- Data entries -
* Start *

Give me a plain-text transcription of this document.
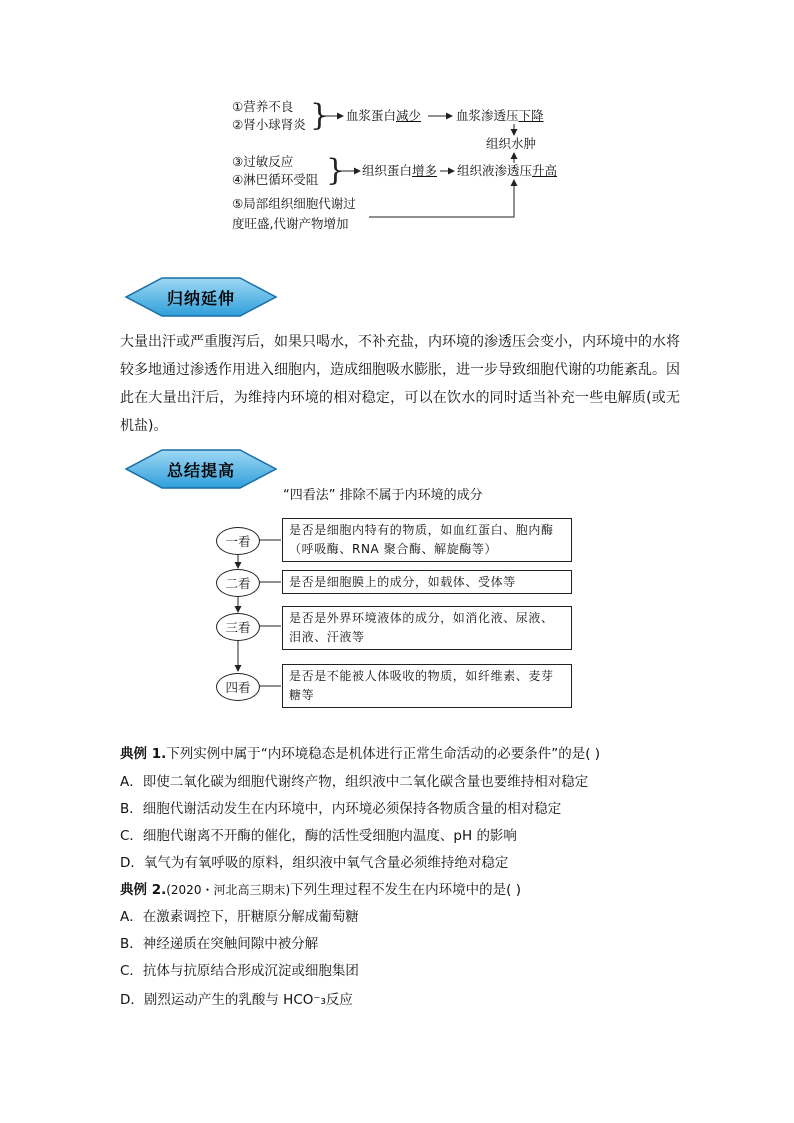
①营养不良
②肾小球肾炎 } 血浆蛋白减少	血浆渗透压下降
组织水肿
③过敏反应
④淋巴循环受阻 } 组织蛋白增多 组织液渗透压升高
⑤局部组织细胞代谢过
度旺盛,代谢产物增加
归纳延伸
大量出汗或严重腹泻后，如果只喝水，不补充盐，内环境的渗透压会变小，内环境中的水将较多地通过渗透作用进入细胞内，造成细胞吸水膨胀，进一步导致细胞代谢的功能紊乱。因此在大量出汗后，为维持内环境的相对稳定，可以在饮水的同时适当补充一些电解质(或无机盐)。
总结提高
“四看法” 排除不属于内环境的成分
一看
二看
三看
四看
是否是细胞内特有的物质，如血红蛋白、胞内酶（呼吸酶、RNA 聚合酶、解旋酶等）
是否是细胞膜上的成分，如载体、受体等
是否是外界环境液体的成分，如消化液、尿液、泪液、汗液等
是否是不能被人体吸收的物质，如纤维素、麦芽糖等
典例 1.下列实例中属于“内环境稳态是机体进行正常生命活动的必要条件”的是( )
A．即使二氧化碳为细胞代谢终产物，组织液中二氧化碳含量也要维持相对稳定
B．细胞代谢活动发生在内环境中，内环境必须保持各物质含量的相对稳定
C．细胞代谢离不开酶的催化，酶的活性受细胞内温度、pH 的影响
D．氧气为有氧呼吸的原料，组织液中氧气含量必须维持绝对稳定
典例 2.(2020・河北高三期末)下列生理过程不发生在内环境中的是( )
A．在激素调控下，肝糖原分解成葡萄糖
B．神经递质在突触间隙中被分解
C．抗体与抗原结合形成沉淀或细胞集团
D．剧烈运动产生的乳酸与 HCO⁻₃反应
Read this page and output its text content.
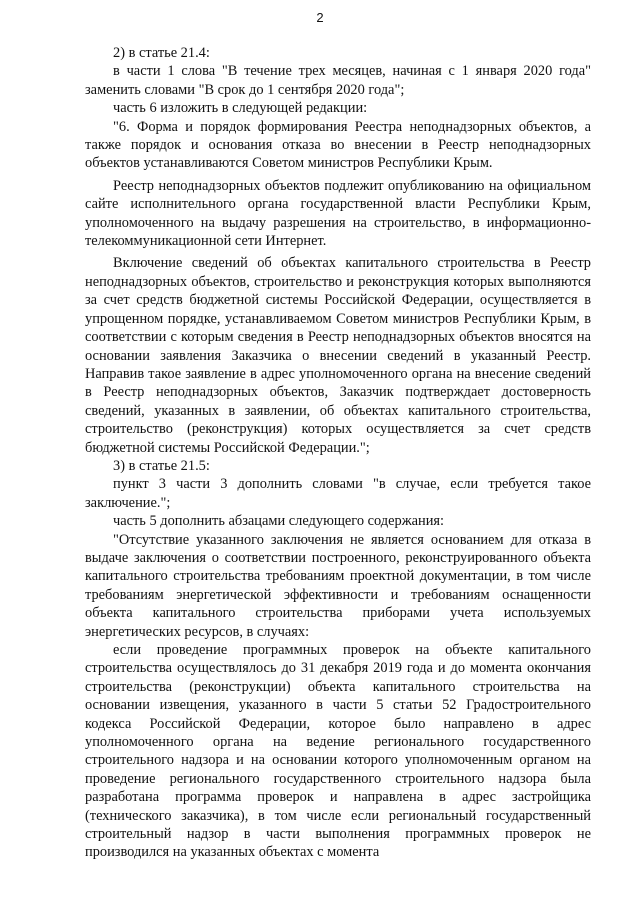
2

2) в статье 21.4:

в части 1 слова "В течение трех месяцев, начиная с 1 января 2020 года" заменить словами "В срок до 1 сентября 2020 года";

часть 6 изложить в следующей редакции:

"6. Форма и порядок формирования Реестра неподнадзорных объектов, а также порядок и основания отказа во внесении в Реестр неподнадзорных объектов устанавливаются Советом министров Республики Крым.

Реестр неподнадзорных объектов подлежит опубликованию на официальном сайте исполнительного органа государственной власти Республики Крым, уполномоченного на выдачу разрешения на строительство, в информационно-телекоммуникационной сети Интернет.

Включение сведений об объектах капитального строительства в Реестр неподнадзорных объектов, строительство и реконструкция которых выполняются за счет средств бюджетной системы Российской Федерации, осуществляется в упрощенном порядке, устанавливаемом Советом министров Республики Крым, в соответствии с которым сведения в Реестр неподнадзорных объектов вносятся на основании заявления Заказчика о внесении сведений в указанный Реестр. Направив такое заявление в адрес уполномоченного органа на внесение сведений в Реестр неподнадзорных объектов, Заказчик подтверждает достоверность сведений, указанных в заявлении, об объектах капитального строительства, строительство (реконструкция) которых осуществляется за счет средств бюджетной системы Российской Федерации.";

3) в статье 21.5:

пункт 3 части 3 дополнить словами "в случае, если требуется такое заключение.";

часть 5 дополнить абзацами следующего содержания:

"Отсутствие указанного заключения не является основанием для отказа в выдаче заключения о соответствии построенного, реконструированного объекта капитального строительства требованиям проектной документации, в том числе требованиям энергетической эффективности и требованиям оснащенности объекта капитального строительства приборами учета используемых энергетических ресурсов, в случаях:

если проведение программных проверок на объекте капитального строительства осуществлялось до 31 декабря 2019 года и до момента окончания строительства (реконструкции) объекта капитального строительства на основании извещения, указанного в части 5 статьи 52 Градостроительного кодекса Российской Федерации, которое было направлено в адрес уполномоченного органа на ведение регионального государственного строительного надзора и на основании которого уполномоченным органом на проведение регионального государственного строительного надзора была разработана программа проверок и направлена в адрес застройщика (технического заказчика), в том числе если региональный государственный строительный надзор в части выполнения программных проверок не производился на указанных объектах с момента
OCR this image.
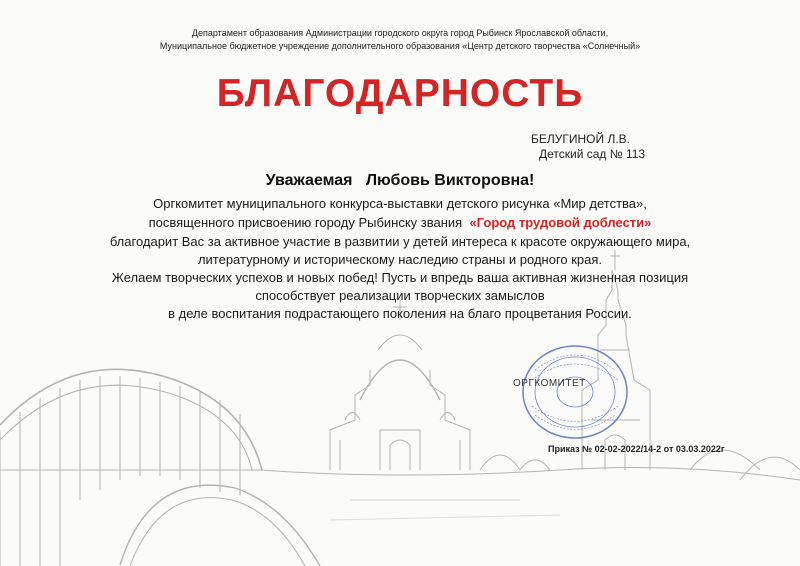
Департамент образования Администрации городского округа город Рыбинск Ярославской области,
Муниципальное бюджетное учреждение дополнительного образования «Центр детского творчества «Солнечный»
БЛАГОДАРНОСТЬ
БЕЛУГИНОЙ Л.В.
Детский сад № 113
Уважаемая   Любовь Викторовна!
Оргкомитет муниципального конкурса-выставки детского рисунка «Мир детства»,
посвященного присвоению городу Рыбинску звания  «Город трудовой доблести»
благодарит Вас за активное участие в развитии у детей интереса к красоте окружающего мира,
литературному и историческому наследию страны и родного края.
Желаем творческих успехов и новых побед! Пусть и впредь ваша активная жизненная позиция
способствует реализации творческих замыслов
в деле воспитания подрастающего поколения на благо процветания России.
ОРГКОМИТЕТ
Приказ № 02-02-2022/14-2 от 03.03.2022г
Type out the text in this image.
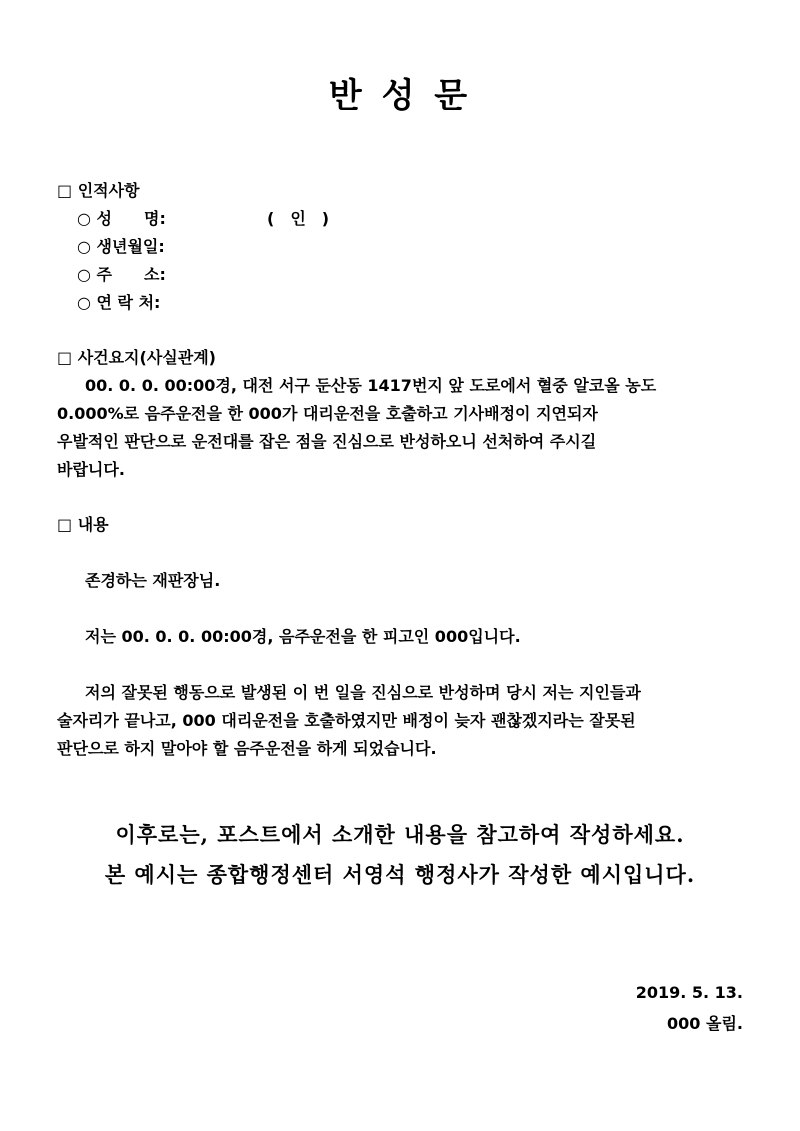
반 성 문
□ 인적사항
○ 성　　명:	(　인　)
○ 생년월일:
○ 주　　소:
○ 연 락 처:
□ 사건요지(사실관계)
00. 0. 0. 00:00경, 대전 서구 둔산동 1417번지 앞 도로에서 혈중 알코올 농도
0.000%로 음주운전을 한 000가 대리운전을 호출하고 기사배정이 지연되자
우발적인 판단으로 운전대를 잡은 점을 진심으로 반성하오니 선처하여 주시길
바랍니다.
□ 내용
존경하는 재판장님.
저는 00. 0. 0. 00:00경, 음주운전을 한 피고인 000입니다.
저의 잘못된 행동으로 발생된 이 번 일을 진심으로 반성하며 당시 저는 지인들과
술자리가 끝나고, 000 대리운전을 호출하였지만 배정이 늦자 괜찮겠지라는 잘못된
판단으로 하지 말아야 할 음주운전을 하게 되었습니다.
이후로는, 포스트에서 소개한 내용을 참고하여 작성하세요.
본 예시는 종합행정센터 서영석 행정사가 작성한 예시입니다.
2019. 5. 13.
000 올림.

* End *

- What you will do -
Omit the pictures and retype exactly the lines from the one with "Type out the text in this image." through the final line, both ends included.

- Written response -
Type out the text in this image.
반 성 문
□ 인적사항
○ 성　　명:	(　인　)
○ 생년월일:
○ 주　　소:
○ 연 락 처:
□ 사건요지(사실관계)
00. 0. 0. 00:00경, 대전 서구 둔산동 1417번지 앞 도로에서 혈중 알코올 농도
0.000%로 음주운전을 한 000가 대리운전을 호출하고 기사배정이 지연되자
우발적인 판단으로 운전대를 잡은 점을 진심으로 반성하오니 선처하여 주시길
바랍니다.
□ 내용
존경하는 재판장님.
저는 00. 0. 0. 00:00경, 음주운전을 한 피고인 000입니다.
저의 잘못된 행동으로 발생된 이 번 일을 진심으로 반성하며 당시 저는 지인들과
술자리가 끝나고, 000 대리운전을 호출하였지만 배정이 늦자 괜찮겠지라는 잘못된
판단으로 하지 말아야 할 음주운전을 하게 되었습니다.
이후로는, 포스트에서 소개한 내용을 참고하여 작성하세요.
본 예시는 종합행정센터 서영석 행정사가 작성한 예시입니다.
2019. 5. 13.
000 올림.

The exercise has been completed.